EXERCISE REQUIREMENTS - Copy each line of the entries beneath that contains the word "dalam".
*** DATASET EXCERPTS ***
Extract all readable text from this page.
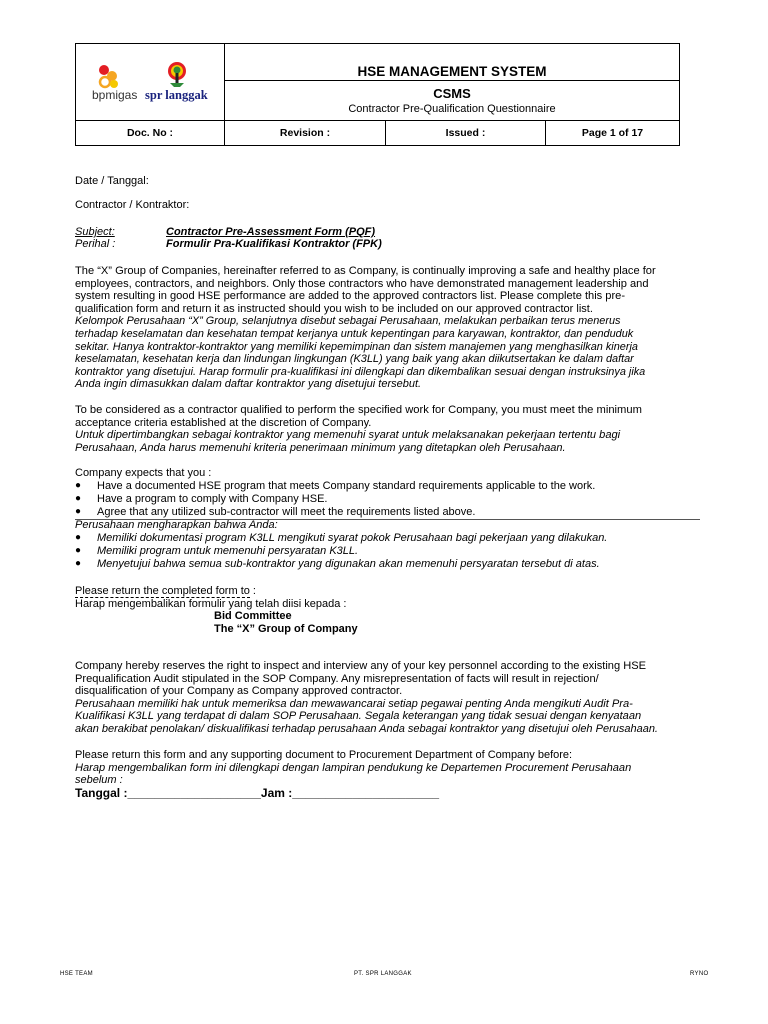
HSE MANAGEMENT SYSTEM
CSMS
Contractor Pre-Qualification Questionnaire
Doc. No :	Revision :	Issued :	Page 1 of 17
bpmigas spr langgak
Date / Tanggal:
Contractor / Kontraktor:
Subject:	Contractor Pre-Assessment Form (PQF)
Perihal :	Formulir Pra-Kualifikasi Kontraktor (FPK)
The “X” Group of Companies, hereinafter referred to as Company, is continually improving a safe and healthy place for
employees, contractors, and neighbors. Only those contractors who have demonstrated management leadership and
system resulting in good HSE performance are added to the approved contractors list. Please complete this pre-
qualification form and return it as instructed should you wish to be included on our approved contractor list.
Kelompok Perusahaan “X” Group, selanjutnya disebut sebagai Perusahaan, melakukan perbaikan terus menerus
terhadap keselamatan dan kesehatan tempat kerjanya untuk kepentingan para karyawan, kontraktor, dan penduduk
sekitar. Hanya kontraktor-kontraktor yang memiliki kepemimpinan dan sistem manajemen yang menghasilkan kinerja
keselamatan, kesehatan kerja dan lindungan lingkungan (K3LL) yang baik yang akan diikutsertakan ke dalam daftar
kontraktor yang disetujui. Harap formulir pra-kualifikasi ini dilengkapi dan dikembalikan sesuai dengan instruksinya jika
Anda ingin dimasukkan dalam daftar kontraktor yang disetujui tersebut.
To be considered as a contractor qualified to perform the specified work for Company, you must meet the minimum
acceptance criteria established at the discretion of Company.
Untuk dipertimbangkan sebagai kontraktor yang memenuhi syarat untuk melaksanakan pekerjaan tertentu bagi
Perusahaan, Anda harus memenuhi kriteria penerimaan minimum yang ditetapkan oleh Perusahaan.
Company expects that you :
●	Have a documented HSE program that meets Company standard requirements applicable to the work.
●	Have a program to comply with Company HSE.
●	Agree that any utilized sub-contractor will meet the requirements listed above.
Perusahaan mengharapkan bahwa Anda:
●	Memiliki dokumentasi program K3LL mengikuti syarat pokok Perusahaan bagi pekerjaan yang dilakukan.
●	Memiliki program untuk memenuhi persyaratan K3LL.
●	Menyetujui bahwa semua sub-kontraktor yang digunakan akan memenuhi persyaratan tersebut di atas.
Please return the completed form to :
Harap mengembalikan formulir yang telah diisi kepada :
Bid Committee
The “X” Group of Company
Company hereby reserves the right to inspect and interview any of your key personnel according to the existing HSE
Prequalification Audit stipulated in the SOP Company. Any misrepresentation of facts will result in rejection/
disqualification of your Company as Company approved contractor.
Perusahaan memiliki hak untuk memeriksa dan mewawancarai setiap pegawai penting Anda mengikuti Audit Pra-
Kualifikasi K3LL yang terdapat di dalam SOP Perusahaan. Segala keterangan yang tidak sesuai dengan kenyataan
akan berakibat penolakan/ diskualifikasi terhadap perusahaan Anda sebagai kontraktor yang disetujui oleh Perusahaan.
Please return this form and any supporting document to Procurement Department of Company before:
Harap mengembalikan form ini dilengkapi dengan lampiran pendukung ke Departemen Procurement Perusahaan
sebelum :
Tanggal :____________________Jam :______________________
HSE TEAM	PT. SPR LANGGAK	RYNO
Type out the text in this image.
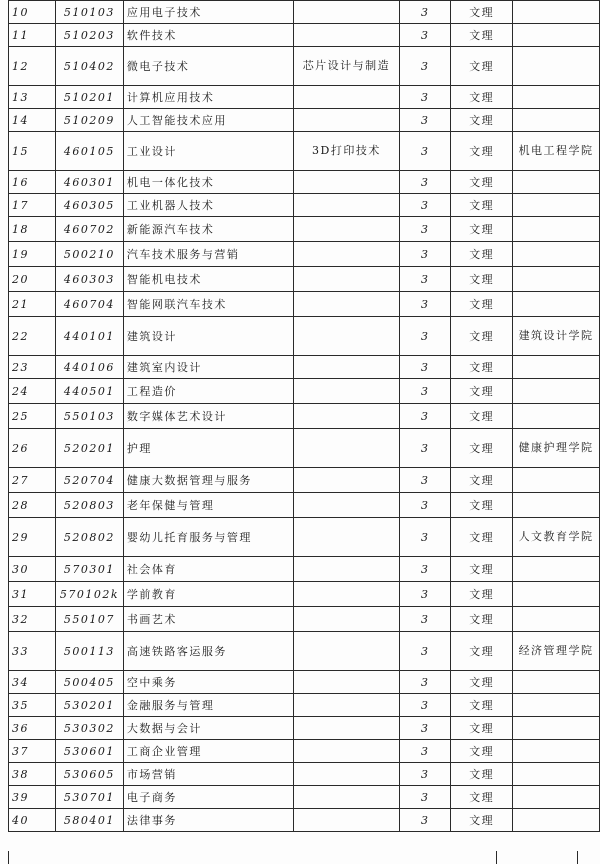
10	510103	应用电子技术		3	文理	
11	510203	软件技术		3	文理	
12	510402	微电子技术	芯片设计与制造	3	文理	
13	510201	计算机应用技术		3	文理	
14	510209	人工智能技术应用		3	文理	
15	460105	工业设计	3D打印技术	3	文理	机电工程学院
16	460301	机电一体化技术		3	文理	
17	460305	工业机器人技术		3	文理	
18	460702	新能源汽车技术		3	文理	
19	500210	汽车技术服务与营销		3	文理	
20	460303	智能机电技术		3	文理	
21	460704	智能网联汽车技术		3	文理	
22	440101	建筑设计		3	文理	建筑设计学院
23	440106	建筑室内设计		3	文理	
24	440501	工程造价		3	文理	
25	550103	数字媒体艺术设计		3	文理	
26	520201	护理		3	文理	健康护理学院
27	520704	健康大数据管理与服务		3	文理	
28	520803	老年保健与管理		3	文理	
29	520802	婴幼儿托育服务与管理		3	文理	人文教育学院
30	570301	社会体育		3	文理	
31	570102k	学前教育		3	文理	
32	550107	书画艺术		3	文理	
33	500113	高速铁路客运服务		3	文理	经济管理学院
34	500405	空中乘务		3	文理	
35	530201	金融服务与管理		3	文理	
36	530302	大数据与会计		3	文理	
37	530601	工商企业管理		3	文理	
38	530605	市场营销		3	文理	
39	530701	电子商务		3	文理	
40	580401	法律事务		3	文理	
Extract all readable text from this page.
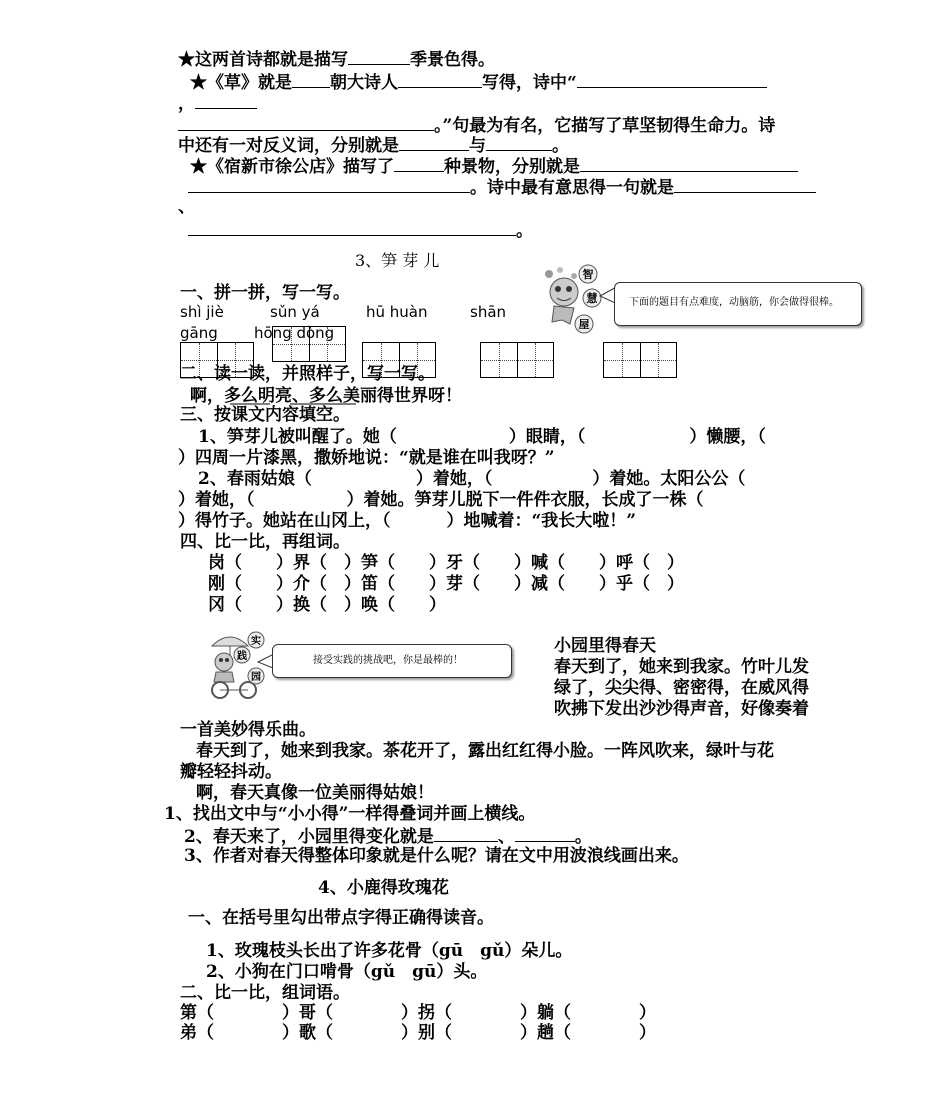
★这两首诗都就是描写	季景色得。
★《草》就是 朝大诗人	写得，诗中“
，
。”句最为有名，它描写了草坚韧得生命力。诗
中还有一对反义词，分别就是	与	。
★《宿新市徐公店》描写了	种景物，分别就是
。诗中最有意思得一句就是
、
。
3、笋 芽 儿
一、拼一拼，写一写。
shì jiè	sǔn yá	hū huàn	shān
gāng hōng dòng
智
慧
屋
下面的题目有点难度，动脑筋，你会做得很棒。
二、读一读，并照样子，写一写。
啊，多么明亮、多么美丽得世界呀！
三、按课文内容填空。
1、笋芽儿被叫醒了。她（	）眼睛，（	）懒腰，（
）四周一片漆黑，撒娇地说：“就是谁在叫我呀？”
2、春雨姑娘（	）着她，（	）着她。太阳公公（
）着她，（	）着她。笋芽儿脱下一件件衣服，长成了一株（
）得竹子。她站在山冈上，（	）地喊着：“我长大啦！”
四、比一比，再组词。
岗（　　）界（　）笋（　　）牙（　　）喊（　　）呼（　）
刚（　　）介（　）笛（　　）芽（　　）减（　　）乎（　）
冈（　　）换（　）唤（　　）
实
践
园
接受实践的挑战吧，你是最棒的！
小园里得春天
春天到了，她来到我家。竹叶儿发
绿了，尖尖得、密密得，在威风得
吹拂下发出沙沙得声音，好像奏着
一首美妙得乐曲。
春天到了，她来到我家。茶花开了，露出红红得小脸。一阵风吹来，绿叶与花
瓣轻轻抖动。
啊，春天真像一位美丽得姑娘！
1、找出文中与“小小得”一样得叠词并画上横线。
2、春天来了，小园里得变化就是	、	。
3、作者对春天得整体印象就是什么呢？请在文中用波浪线画出来。
4、小鹿得玫瑰花
一、在括号里勾出带点字得正确得读音。
1、玫瑰枝头长出了许多花骨（gū　gǔ）朵儿。
2、小狗在门口啃骨（gǔ　gū）头。
二、比一比，组词语。
第（　　　　）哥（　　　　）拐（　　　　）躺（　　　　）
弟（　　　　）歌（　　　　）别（　　　　）趟（　　　　）
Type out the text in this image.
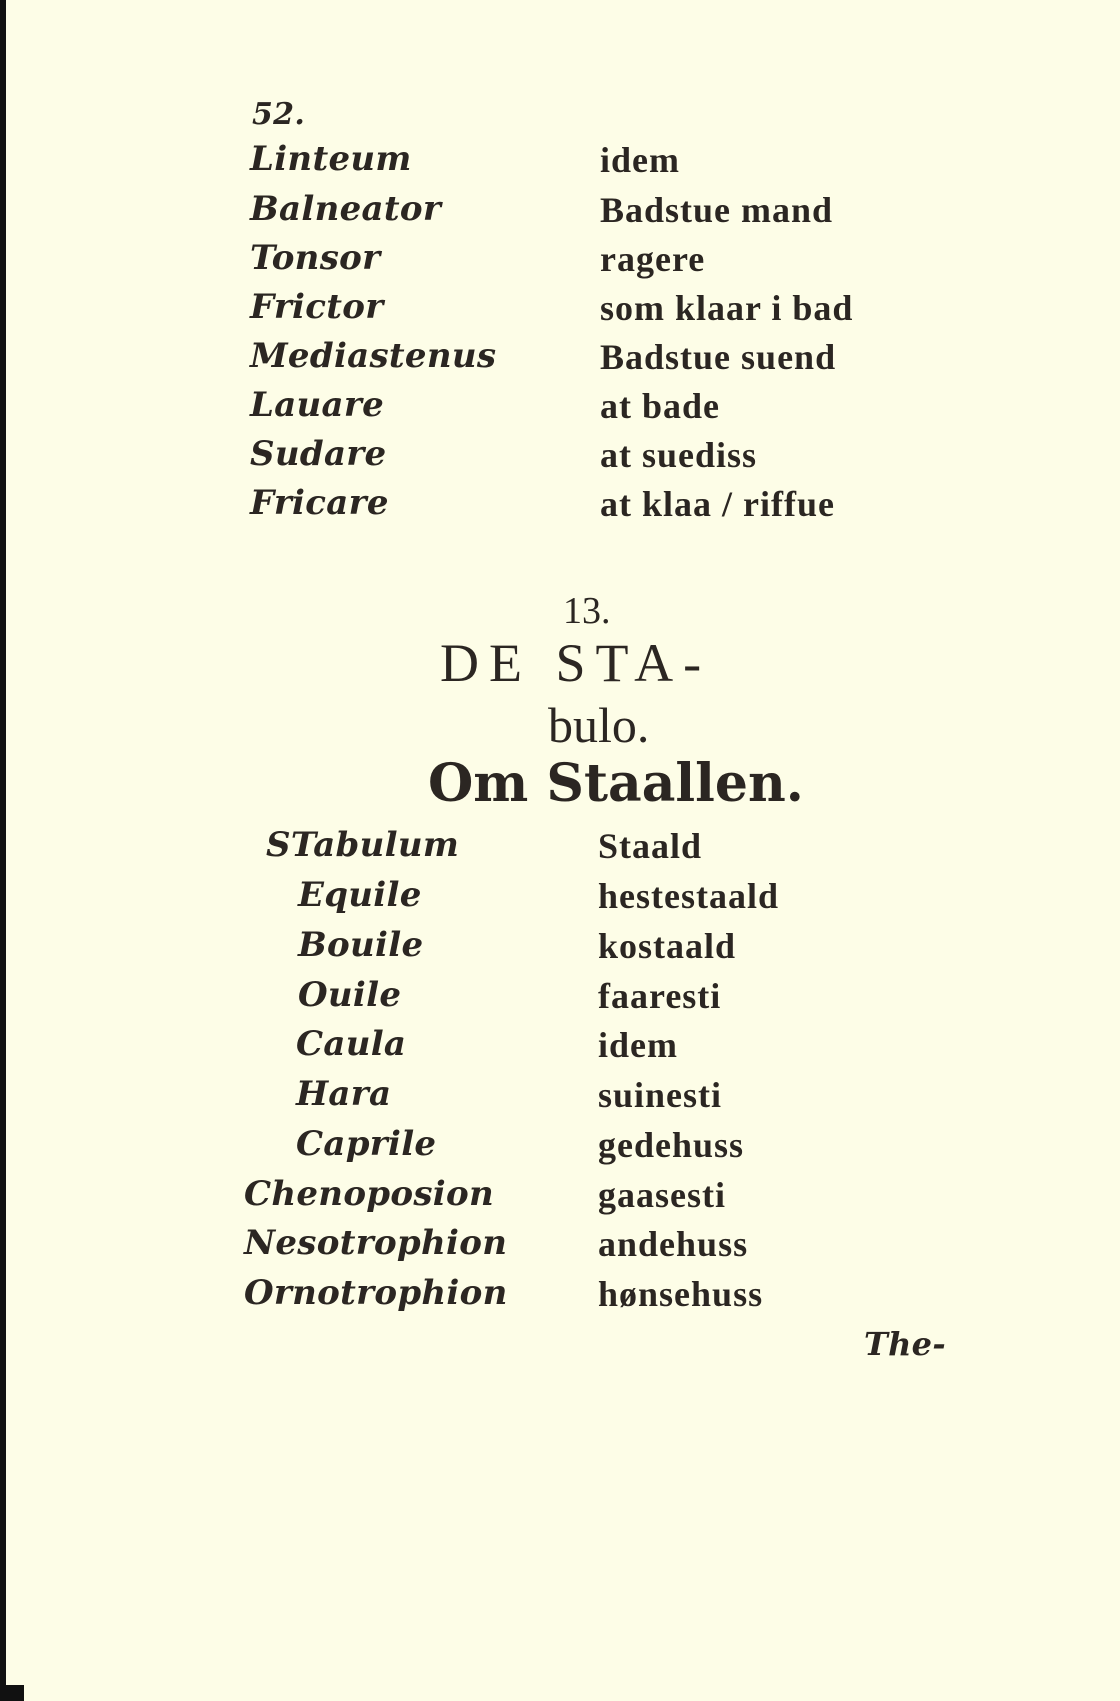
52.
Linteum	idem
Balneator	Badstue mand
Tonsor	ragere
Frictor	som klaar i bad
Mediastenus	Badstue suend
Lauare	at bade
Sudare	at suediss
Fricare	at klaa / riffue
13.
DE STA-
bulo.
Om Staallen.
STabulum	Staald
Equile	hestestaald
Bouile	kostaald
Ouile	faaresti
Caula	idem
Hara	suinesti
Caprile	gedehuss
Chenoposion	gaasesti
Nesotrophion	andehuss
Ornotrophion	hønsehuss
The-
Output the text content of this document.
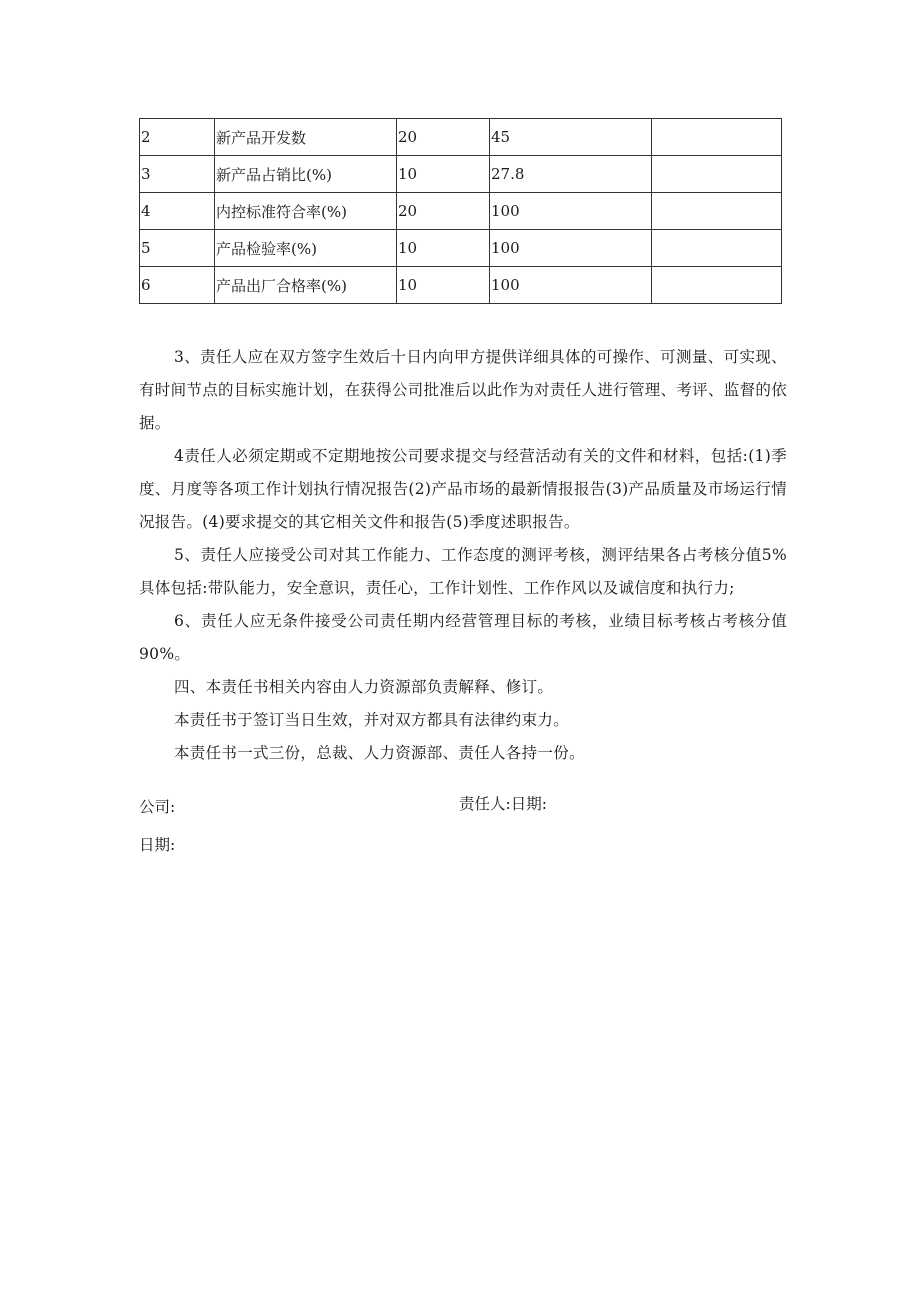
2	新产品开发数	20	45	
3	新产品占销比(%)	10	27.8	
4	内控标准符合率(%)	20	100	
5	产品检验率(%)	10	100	
6	产品出厂合格率(%)	10	100	

3、责任人应在双方签字生效后十日内向甲方提供详细具体的可操作、可测量、可实现、有时间节点的目标实施计划，在获得公司批准后以此作为对责任人进行管理、考评、监督的依据。

4责任人必须定期或不定期地按公司要求提交与经营活动有关的文件和材料，包括:(1)季度、月度等各项工作计划执行情况报告(2)产品市场的最新情报报告(3)产品质量及市场运行情况报告。(4)要求提交的其它相关文件和报告(5)季度述职报告。

5、责任人应接受公司对其工作能力、工作态度的测评考核，测评结果各占考核分值5%具体包括:带队能力，安全意识，责任心，工作计划性、工作作风以及诚信度和执行力;

6、责任人应无条件接受公司责任期内经营管理目标的考核，业绩目标考核占考核分值90%。

四、本责任书相关内容由人力资源部负责解释、修订。

本责任书于签订当日生效，并对双方都具有法律约束力。

本责任书一式三份，总裁、人力资源部、责任人各持一份。

公司:	责任人:日期:
日期:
***
WRITTEN ANSWER -
keselamatan, kesehatan kerja dan lindungan lingkungan (K3LL) yang baik yang akan diikutsertakan ke dalam daftar
Anda ingin dimasukkan dalam daftar kontraktor yang disetujui tersebut.
Kualifikasi K3LL yang terdapat di dalam SOP Perusahaan. Segala keterangan yang tidak sesuai dengan kenyataan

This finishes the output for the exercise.